## Request A
From the salary protection excerpt below, quote the passage between "The grievors’ arguments" and "of red-circled employees.", inclusive.
## Request B
In the salary protection excerpt below, which clause of the collective agreement incorporates the PIPSC MOU?

#### Extracted text ####

C. Has the CRA failed to provide salary protection in accordance with the collective agreement?
 I turn now to the merits of the grievances.
 The grievors’ arguments focused on two documents. The first is a memorandum of understanding (MOU) between PIPSC and the Treasury Board signed on July 21, 1982, concerning pay upon reclassification (“the PIPSC MOU”). The second document is the aforementioned Regulations, which is a document of the Treasury Board of Canada Secretariat dated November 1, 1991, but with an effective date of December 13, 1981.
 The PIPSC MOU is incorporated into the Audit, Financial and Scientific (AFS) Group collective agreement between the parties in effect at the time the grievances were filed (expiry date: December 21, 2014) by virtue of clause 44.06, which reads as follows:
44.06 This Article is subject to the memorandum of understanding signed by the Treasury Board Secretariat and the Professional Institute of the Public Service of Canada dated July 21, 1982 in respect of red-circled employees.

#### Given data ####

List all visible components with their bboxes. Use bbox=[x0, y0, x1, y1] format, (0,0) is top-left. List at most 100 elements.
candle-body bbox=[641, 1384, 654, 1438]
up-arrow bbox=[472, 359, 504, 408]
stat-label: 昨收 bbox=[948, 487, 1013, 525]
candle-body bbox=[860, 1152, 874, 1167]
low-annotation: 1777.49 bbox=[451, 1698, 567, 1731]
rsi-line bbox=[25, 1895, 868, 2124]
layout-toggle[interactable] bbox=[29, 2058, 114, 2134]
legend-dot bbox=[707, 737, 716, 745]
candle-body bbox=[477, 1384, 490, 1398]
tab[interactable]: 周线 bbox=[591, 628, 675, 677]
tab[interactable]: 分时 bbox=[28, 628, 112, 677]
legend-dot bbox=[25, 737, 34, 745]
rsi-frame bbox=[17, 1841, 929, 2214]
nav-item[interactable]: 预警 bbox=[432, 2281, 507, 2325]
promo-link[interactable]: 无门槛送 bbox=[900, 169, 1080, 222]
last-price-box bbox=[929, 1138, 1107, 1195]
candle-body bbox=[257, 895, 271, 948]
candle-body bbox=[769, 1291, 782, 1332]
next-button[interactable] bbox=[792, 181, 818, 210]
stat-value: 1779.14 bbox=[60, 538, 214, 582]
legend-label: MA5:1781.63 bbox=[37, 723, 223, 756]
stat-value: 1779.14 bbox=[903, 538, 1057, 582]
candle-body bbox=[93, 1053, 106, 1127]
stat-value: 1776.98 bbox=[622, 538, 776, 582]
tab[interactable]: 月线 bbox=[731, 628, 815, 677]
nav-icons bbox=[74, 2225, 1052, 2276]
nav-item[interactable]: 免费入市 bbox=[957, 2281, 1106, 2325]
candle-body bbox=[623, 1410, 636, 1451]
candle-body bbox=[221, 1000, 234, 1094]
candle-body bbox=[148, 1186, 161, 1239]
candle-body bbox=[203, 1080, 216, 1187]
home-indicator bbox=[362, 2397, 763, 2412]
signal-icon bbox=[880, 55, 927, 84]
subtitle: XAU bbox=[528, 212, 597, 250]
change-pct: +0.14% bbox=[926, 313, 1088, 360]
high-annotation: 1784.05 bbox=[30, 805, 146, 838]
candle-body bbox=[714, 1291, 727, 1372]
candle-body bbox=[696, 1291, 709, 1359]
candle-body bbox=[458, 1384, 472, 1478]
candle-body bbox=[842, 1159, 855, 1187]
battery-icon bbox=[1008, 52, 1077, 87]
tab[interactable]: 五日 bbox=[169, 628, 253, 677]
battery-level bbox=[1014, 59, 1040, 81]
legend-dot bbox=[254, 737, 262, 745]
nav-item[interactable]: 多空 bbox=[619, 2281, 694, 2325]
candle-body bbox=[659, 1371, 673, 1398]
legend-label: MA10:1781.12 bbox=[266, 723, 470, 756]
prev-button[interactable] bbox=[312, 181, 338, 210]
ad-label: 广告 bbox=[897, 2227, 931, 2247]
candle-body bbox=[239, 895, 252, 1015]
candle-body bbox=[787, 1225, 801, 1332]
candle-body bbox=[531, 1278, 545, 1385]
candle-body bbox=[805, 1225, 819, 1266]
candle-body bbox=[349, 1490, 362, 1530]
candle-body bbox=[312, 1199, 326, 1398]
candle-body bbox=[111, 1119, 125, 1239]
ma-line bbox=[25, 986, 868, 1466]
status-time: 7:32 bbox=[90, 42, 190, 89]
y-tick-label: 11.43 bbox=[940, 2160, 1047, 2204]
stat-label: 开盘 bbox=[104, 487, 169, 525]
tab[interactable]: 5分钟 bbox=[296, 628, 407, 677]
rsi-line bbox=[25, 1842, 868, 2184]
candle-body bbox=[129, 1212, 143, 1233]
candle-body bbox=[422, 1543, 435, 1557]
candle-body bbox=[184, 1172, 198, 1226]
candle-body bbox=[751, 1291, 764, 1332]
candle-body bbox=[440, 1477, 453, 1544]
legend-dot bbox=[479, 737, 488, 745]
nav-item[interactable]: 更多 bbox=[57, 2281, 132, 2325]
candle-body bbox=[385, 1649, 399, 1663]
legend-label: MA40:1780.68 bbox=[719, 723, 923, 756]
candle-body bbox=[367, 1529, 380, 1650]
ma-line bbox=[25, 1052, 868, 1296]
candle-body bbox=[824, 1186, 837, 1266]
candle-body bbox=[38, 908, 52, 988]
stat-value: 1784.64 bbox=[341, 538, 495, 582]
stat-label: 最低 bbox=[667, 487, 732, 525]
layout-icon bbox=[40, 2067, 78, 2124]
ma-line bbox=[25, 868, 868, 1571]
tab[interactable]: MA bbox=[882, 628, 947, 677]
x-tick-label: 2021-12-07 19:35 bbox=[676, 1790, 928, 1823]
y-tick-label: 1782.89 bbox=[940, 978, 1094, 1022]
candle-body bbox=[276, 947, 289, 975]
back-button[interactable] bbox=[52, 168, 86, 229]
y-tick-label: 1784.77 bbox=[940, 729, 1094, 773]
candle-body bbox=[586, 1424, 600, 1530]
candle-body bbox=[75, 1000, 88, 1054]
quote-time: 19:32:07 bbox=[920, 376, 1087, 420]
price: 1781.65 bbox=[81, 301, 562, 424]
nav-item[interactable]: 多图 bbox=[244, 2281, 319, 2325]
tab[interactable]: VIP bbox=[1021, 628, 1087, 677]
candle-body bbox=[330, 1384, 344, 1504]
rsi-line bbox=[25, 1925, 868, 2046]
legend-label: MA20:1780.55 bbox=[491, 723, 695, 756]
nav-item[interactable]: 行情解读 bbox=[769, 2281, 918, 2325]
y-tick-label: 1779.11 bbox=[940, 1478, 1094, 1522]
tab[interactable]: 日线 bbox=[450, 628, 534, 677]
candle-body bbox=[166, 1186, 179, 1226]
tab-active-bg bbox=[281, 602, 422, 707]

####

## Exercise solution A
The grievors’ arguments focused on two documents. The first is a memorandum of understanding (MOU) between PIPSC and the Treasury Board signed on July 21, 1982, concerning pay upon reclassification (“the PIPSC MOU”). The second document is the aforementioned Regulations, which is a document of the Treasury Board of Canada Secretariat dated November 1, 1991, but with an effective date of December 13, 1981.
 The PIPSC MOU is incorporated into the Audit, Financial and Scientific (AFS) Group collective agreement between the parties in effect at the time the grievances were filed (expiry date: December 21, 2014) by virtue of clause 44.06, which reads as follows:
44.06 This Article is subject to the memorandum of understanding signed by the Treasury Board Secretariat and the Professional Institute of the Public Service of Canada dated July 21, 1982 in respect of red-circled employees.

## Exercise solution B
Clause 44.06